De 1424 à 1691, date de son transfert définitif à Besançon à l’issue des sièges qui ont vaincu Dole et l’ont introduit, comme toute la Franche-Comté, dans le « pré carré » français, l’université connaît maints aléas. D’abord, dès 1425, le prince doit réagir face aux concurrences, sinon de Louvain, du moins de lobbies flamands, puis, dans les années 1450, de la pression de Besançon. Philippe le Bon n’hésite pas à confirmer le siège de « sa fille-l’université » à Dole. La mort du Téméraire amène Louis XI à transférer l’université – mais sans l’installer réellement – à Besançon, puis à Poligny. Enfin, Charles VIII la rétablit en mars 1484.
Les nombreuses vicissitudes de la vie de l’université – fonctionnement défaillant, légèreté de certains enseignants, variation de ses effectifs étudiants, problèmes financiers – conduisent les membres du conseil de ville de Dole – mayeurs, échevins et conseillers, dont certains pourtant y ont été étudiants – à porter dès 1500 à plusieurs reprises des doléances auprès des distributeurs, du bailli et du parlement, voire des princes, bien plus qu’auprès de l’archevêque. Cependant, le graphique représentant les immatriculés et gradués de l’université de 1498 à 1525 ne traduit pas forcément cette désaffection dénoncée.
D’autres évènements peuvent freiner le fonctionnement de l’université. Même si le XVIe siècle – sous Maximilien et Charles Quint – connaît une vie politique et militaire plutôt paisible, le récit municipal respire cependant, en 1498, une crainte latente. Déjà, lors des années 1451-1454, la mauvaise météorologie (pluies, grêle), aggravée par la présence de maladies, gêne le fonctionnement du parlement et celui de l’université. De nombreuses et fortes alertes de « pestilences » rôdant autour de la ville sont évoquées dans les délibérations municipales. Le recteur Chafoy quitte Dole en temps de peste et, en 1526, la rue Mont-Roland est barrée. Au cours du XVIIe siècle, ces peurs et ces phénomènes sont encore bien plus perceptibles et réels.

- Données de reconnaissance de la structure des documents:
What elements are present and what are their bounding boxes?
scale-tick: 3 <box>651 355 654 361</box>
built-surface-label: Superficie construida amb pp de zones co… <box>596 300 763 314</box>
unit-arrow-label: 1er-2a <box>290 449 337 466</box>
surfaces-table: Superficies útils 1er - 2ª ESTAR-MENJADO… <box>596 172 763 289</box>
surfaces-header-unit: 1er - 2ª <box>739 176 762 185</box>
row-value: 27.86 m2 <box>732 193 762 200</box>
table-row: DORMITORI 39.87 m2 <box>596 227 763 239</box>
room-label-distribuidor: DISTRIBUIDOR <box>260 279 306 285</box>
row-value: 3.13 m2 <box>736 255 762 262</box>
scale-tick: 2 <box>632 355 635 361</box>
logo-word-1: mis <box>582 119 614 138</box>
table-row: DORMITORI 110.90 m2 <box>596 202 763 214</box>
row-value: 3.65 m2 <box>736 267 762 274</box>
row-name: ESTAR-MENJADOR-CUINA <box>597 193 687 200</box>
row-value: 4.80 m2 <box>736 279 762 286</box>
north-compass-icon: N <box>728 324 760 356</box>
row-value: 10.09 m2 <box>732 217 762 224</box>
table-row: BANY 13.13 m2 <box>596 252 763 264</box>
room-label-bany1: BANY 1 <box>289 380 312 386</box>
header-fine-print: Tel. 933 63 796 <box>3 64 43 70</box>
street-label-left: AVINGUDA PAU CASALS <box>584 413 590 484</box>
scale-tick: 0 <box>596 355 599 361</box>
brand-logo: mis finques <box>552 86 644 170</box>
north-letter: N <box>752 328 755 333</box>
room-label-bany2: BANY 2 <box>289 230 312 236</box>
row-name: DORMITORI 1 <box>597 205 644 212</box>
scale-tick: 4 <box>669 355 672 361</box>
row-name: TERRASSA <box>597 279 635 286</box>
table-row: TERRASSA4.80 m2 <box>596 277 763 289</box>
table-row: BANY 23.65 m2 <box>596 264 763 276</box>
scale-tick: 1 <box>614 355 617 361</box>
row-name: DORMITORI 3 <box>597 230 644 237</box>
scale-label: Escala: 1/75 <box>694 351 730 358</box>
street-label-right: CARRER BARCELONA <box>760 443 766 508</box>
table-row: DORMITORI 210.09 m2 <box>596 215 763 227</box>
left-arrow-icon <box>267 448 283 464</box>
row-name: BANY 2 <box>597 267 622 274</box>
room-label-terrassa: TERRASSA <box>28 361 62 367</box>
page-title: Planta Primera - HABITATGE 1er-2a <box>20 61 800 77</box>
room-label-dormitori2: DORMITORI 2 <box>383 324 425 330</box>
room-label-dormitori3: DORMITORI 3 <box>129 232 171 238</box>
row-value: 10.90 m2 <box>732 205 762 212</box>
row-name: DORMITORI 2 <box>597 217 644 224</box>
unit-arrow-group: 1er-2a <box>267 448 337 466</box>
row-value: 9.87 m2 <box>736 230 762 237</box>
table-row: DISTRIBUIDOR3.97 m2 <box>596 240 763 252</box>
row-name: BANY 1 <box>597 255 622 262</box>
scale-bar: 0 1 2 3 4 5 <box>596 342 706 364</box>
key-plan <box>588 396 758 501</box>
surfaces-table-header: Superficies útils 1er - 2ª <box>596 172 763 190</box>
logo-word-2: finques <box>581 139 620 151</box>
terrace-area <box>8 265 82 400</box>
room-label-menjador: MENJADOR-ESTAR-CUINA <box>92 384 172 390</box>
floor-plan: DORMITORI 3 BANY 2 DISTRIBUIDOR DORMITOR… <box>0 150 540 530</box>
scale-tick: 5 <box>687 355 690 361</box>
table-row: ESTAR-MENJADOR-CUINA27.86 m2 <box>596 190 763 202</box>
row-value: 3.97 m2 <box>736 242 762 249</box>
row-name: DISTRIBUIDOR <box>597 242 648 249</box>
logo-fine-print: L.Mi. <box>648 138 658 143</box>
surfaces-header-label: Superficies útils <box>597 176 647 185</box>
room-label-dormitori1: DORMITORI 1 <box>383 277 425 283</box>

- Objectif de l'exercice: Reprenez le passage consacré à l'histoire de l'université de Dole et prolongez-le à partir de sa dernière phrase.

- Réponse attendue:
1529, année de misère, voit même la ville emprunter de l’argent à l’université pour fournir du pain aux pauvres. Ce contexte social affecte la mobilité des étudiants et des maîtres. À la fin du XVIe siècle, les chevauchées d’Henri IV alertent, gênant la circulation sur les routes d’accès à la capitale comtoise. Les trois grands sièges, dont celui, fameux, de 1636, auquel est associée une terrible peste, amorce de la guerre de Dix ans, et ceux de 1668 et 1674 – qu’évoquent les toiles célèbres de Nicolas Labbé et de Martin des Batailles – sont à la fois destructeurs et perturbateurs : ils altèrent le fonctionnement de l’université au temps des Habsbourg d’Autriche, et d’Espagne plus encore.
De plus, l’installation des Jésuites à Dole en 1582 – fait majeur – change la donne1. Lorsqu’ils reprennent le collège de grammaire, ils lui insufflent un dynamisme en partie perdu, sans remettre en cause l’enseignement fondamental. Mais c’est bien la pédagogie des Jésuites, leur force intellectuelle en pleine amorce de la Réforme catholique, qui font qu’au début du XVIIe siècle déjà, ils attirent plusieurs centaines d’élèves-étudiants. Leurs études accomplies chez eux, ceux-ci passaient ensuite, pour obtenir leurs grades, sous les fourches caudines de l’université, qui disposait en effet de maîtres encore actifs. Pour preuve, l’Album de la Nation belge atteste la forte présence des Flamands à Dole de 1651 à 1674. L’université de Dole, d’esprit médiéval et classique, avec ses méthodes traditionnelles, face également à l’offensive idéologique de la Réforme, est en difficulté. Lucien Febvre indique bien la « chasse » faite aux livres calvinistes et luthériens dans toute la Franche-Comté2 .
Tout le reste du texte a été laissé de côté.